━━━━━ MATERIAL FOR THIS EXERCISE
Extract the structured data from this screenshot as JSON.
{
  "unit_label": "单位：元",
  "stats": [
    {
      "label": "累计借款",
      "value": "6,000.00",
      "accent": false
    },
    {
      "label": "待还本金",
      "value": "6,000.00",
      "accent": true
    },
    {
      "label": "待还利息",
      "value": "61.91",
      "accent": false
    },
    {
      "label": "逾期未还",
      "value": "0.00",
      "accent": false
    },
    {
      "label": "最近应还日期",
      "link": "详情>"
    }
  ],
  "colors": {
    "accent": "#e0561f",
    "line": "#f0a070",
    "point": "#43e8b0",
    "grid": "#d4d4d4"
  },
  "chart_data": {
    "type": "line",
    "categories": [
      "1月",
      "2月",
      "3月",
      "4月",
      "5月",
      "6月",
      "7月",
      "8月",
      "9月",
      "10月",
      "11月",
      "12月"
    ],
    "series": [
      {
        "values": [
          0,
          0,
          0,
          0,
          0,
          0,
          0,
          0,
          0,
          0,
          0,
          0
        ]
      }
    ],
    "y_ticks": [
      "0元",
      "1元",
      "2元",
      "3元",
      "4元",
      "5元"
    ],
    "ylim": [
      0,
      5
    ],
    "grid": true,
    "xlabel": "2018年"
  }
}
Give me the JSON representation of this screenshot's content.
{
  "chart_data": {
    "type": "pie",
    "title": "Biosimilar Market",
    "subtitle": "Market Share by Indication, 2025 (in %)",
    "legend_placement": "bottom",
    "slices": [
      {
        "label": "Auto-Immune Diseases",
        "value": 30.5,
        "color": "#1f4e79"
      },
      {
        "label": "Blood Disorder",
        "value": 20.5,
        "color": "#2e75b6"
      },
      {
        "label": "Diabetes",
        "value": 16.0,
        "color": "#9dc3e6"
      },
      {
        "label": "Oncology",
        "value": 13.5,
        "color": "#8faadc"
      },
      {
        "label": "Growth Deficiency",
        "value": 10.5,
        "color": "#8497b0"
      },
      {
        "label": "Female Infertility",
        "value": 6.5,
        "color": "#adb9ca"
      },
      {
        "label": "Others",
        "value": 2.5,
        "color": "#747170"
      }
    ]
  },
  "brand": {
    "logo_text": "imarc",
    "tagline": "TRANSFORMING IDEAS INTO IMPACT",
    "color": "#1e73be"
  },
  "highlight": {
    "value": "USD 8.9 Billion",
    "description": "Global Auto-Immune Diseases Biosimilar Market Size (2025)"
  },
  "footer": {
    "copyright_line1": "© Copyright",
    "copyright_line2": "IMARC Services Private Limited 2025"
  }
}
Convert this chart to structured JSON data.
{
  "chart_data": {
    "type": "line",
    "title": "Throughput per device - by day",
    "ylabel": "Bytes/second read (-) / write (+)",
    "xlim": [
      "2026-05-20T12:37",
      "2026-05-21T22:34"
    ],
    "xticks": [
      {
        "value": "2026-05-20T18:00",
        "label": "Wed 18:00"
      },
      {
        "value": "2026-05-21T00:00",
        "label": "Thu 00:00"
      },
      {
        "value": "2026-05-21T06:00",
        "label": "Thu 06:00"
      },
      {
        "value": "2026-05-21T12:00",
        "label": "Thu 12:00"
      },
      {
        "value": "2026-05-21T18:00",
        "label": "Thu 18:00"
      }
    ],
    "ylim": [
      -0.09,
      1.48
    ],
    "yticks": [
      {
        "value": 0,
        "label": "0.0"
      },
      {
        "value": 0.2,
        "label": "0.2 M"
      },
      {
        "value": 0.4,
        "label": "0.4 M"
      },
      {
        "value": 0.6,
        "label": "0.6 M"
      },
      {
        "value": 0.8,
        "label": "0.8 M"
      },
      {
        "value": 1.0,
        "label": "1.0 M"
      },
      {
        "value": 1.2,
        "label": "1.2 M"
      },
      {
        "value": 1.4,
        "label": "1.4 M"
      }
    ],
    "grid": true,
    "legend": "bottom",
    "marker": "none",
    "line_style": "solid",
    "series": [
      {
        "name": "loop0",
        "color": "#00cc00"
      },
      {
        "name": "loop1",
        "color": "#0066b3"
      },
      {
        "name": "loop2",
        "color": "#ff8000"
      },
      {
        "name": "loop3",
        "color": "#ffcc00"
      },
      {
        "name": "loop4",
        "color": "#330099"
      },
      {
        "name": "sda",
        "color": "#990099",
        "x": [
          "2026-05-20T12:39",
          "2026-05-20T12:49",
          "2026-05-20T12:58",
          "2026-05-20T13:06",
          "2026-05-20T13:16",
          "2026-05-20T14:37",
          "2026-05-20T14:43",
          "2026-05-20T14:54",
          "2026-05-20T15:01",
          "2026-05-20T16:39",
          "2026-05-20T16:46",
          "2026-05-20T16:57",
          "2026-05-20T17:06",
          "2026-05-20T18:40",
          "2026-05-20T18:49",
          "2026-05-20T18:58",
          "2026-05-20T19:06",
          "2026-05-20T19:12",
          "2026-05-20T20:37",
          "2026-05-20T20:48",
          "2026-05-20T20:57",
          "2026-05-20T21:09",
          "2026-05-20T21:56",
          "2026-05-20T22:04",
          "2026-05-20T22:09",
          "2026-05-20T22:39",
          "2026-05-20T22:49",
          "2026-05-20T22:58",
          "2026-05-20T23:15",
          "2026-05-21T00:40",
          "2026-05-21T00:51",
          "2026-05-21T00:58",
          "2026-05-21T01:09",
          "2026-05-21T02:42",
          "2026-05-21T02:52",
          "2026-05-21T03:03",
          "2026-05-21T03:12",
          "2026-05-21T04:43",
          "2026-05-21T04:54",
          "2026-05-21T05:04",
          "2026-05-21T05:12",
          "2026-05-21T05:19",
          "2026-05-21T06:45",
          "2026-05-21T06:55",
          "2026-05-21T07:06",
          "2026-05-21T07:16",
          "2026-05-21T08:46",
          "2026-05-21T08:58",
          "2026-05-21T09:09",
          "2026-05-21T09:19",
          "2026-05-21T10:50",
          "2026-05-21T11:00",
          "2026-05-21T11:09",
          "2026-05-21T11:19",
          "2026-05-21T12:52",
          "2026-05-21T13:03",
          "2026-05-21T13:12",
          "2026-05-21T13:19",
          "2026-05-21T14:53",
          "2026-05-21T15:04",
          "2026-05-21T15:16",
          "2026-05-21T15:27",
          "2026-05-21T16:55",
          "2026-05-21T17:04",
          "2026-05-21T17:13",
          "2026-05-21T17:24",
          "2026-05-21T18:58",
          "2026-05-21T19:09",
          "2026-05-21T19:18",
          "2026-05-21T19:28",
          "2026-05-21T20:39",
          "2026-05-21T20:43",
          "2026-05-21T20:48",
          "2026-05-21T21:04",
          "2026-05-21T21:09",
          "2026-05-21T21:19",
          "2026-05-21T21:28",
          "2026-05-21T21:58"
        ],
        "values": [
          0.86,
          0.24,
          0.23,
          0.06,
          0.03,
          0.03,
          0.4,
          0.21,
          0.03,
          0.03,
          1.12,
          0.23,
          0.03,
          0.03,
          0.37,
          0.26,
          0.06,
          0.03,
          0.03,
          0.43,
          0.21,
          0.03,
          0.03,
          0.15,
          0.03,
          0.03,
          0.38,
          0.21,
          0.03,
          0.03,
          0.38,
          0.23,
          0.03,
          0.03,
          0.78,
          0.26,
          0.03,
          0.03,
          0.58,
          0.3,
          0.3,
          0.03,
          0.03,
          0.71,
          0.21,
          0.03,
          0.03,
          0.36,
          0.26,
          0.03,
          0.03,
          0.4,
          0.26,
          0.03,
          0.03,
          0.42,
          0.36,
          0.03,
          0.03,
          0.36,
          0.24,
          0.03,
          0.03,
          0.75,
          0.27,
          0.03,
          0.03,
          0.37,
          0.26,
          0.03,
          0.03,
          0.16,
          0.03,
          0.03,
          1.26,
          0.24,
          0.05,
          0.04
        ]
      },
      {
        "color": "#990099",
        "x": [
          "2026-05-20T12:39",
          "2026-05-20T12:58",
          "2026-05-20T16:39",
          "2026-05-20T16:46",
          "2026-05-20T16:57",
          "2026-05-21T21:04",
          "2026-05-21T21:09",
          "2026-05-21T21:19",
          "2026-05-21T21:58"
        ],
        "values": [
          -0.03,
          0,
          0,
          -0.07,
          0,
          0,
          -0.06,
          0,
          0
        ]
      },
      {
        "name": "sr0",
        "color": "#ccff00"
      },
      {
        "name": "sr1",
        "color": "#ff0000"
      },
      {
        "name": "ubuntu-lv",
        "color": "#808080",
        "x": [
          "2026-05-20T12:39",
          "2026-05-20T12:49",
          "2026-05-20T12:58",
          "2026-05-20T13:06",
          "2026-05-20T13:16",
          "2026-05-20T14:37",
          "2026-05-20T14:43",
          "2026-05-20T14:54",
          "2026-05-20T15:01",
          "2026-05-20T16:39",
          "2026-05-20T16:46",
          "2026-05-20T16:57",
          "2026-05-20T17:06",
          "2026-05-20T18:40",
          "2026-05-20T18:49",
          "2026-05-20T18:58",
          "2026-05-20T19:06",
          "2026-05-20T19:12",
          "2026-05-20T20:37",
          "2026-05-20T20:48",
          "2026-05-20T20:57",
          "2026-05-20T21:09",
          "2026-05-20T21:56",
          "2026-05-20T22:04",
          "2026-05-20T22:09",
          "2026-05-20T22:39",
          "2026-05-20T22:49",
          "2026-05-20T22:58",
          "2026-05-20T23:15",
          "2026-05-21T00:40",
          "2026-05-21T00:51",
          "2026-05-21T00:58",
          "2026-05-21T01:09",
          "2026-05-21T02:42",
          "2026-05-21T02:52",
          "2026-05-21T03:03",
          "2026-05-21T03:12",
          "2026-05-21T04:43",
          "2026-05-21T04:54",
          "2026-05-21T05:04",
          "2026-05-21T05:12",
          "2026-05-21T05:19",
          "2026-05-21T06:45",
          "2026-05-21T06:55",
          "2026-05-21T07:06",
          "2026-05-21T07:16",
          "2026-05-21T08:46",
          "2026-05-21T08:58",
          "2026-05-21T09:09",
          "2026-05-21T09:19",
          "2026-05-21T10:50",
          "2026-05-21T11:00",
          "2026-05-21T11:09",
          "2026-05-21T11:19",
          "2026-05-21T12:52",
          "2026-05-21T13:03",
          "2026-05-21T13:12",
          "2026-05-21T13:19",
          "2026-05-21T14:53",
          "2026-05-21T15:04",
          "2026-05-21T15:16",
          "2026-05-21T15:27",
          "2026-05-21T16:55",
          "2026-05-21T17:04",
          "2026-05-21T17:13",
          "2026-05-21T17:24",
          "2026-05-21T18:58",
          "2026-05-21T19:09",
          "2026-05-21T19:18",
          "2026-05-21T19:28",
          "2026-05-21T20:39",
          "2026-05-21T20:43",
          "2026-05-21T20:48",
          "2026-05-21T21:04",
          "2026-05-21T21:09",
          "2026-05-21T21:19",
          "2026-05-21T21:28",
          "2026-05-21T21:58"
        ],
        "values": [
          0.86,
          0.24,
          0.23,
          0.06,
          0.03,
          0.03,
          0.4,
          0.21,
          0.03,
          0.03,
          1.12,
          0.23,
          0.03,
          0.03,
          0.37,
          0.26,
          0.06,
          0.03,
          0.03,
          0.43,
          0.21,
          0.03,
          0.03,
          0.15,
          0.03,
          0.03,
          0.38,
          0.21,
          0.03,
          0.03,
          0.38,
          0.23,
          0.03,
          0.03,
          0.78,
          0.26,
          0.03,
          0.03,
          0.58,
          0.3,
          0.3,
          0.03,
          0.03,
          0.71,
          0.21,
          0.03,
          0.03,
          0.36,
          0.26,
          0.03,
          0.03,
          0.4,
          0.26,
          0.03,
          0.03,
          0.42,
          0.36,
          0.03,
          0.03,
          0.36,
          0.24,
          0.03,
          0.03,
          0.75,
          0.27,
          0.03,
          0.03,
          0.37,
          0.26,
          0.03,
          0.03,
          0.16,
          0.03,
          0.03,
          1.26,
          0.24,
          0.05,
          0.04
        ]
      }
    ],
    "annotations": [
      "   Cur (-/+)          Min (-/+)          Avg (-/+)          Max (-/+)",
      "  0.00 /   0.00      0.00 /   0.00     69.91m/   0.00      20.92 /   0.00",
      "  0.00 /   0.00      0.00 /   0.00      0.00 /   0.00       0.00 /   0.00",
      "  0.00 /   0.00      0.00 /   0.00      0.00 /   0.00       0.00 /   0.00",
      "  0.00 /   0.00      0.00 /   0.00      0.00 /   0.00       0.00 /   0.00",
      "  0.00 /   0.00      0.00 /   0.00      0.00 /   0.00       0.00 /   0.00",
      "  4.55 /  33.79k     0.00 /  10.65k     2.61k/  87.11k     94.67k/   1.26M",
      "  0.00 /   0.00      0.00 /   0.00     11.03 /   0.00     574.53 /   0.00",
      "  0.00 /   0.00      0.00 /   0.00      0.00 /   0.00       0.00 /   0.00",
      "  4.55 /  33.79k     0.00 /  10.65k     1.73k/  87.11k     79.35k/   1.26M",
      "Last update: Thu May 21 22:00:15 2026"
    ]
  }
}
━━━━━━━━━━
Gather each line that holds "screenshot".

Extract the structured data from this screenshot as JSON.
Give me the JSON representation of this screenshot's content.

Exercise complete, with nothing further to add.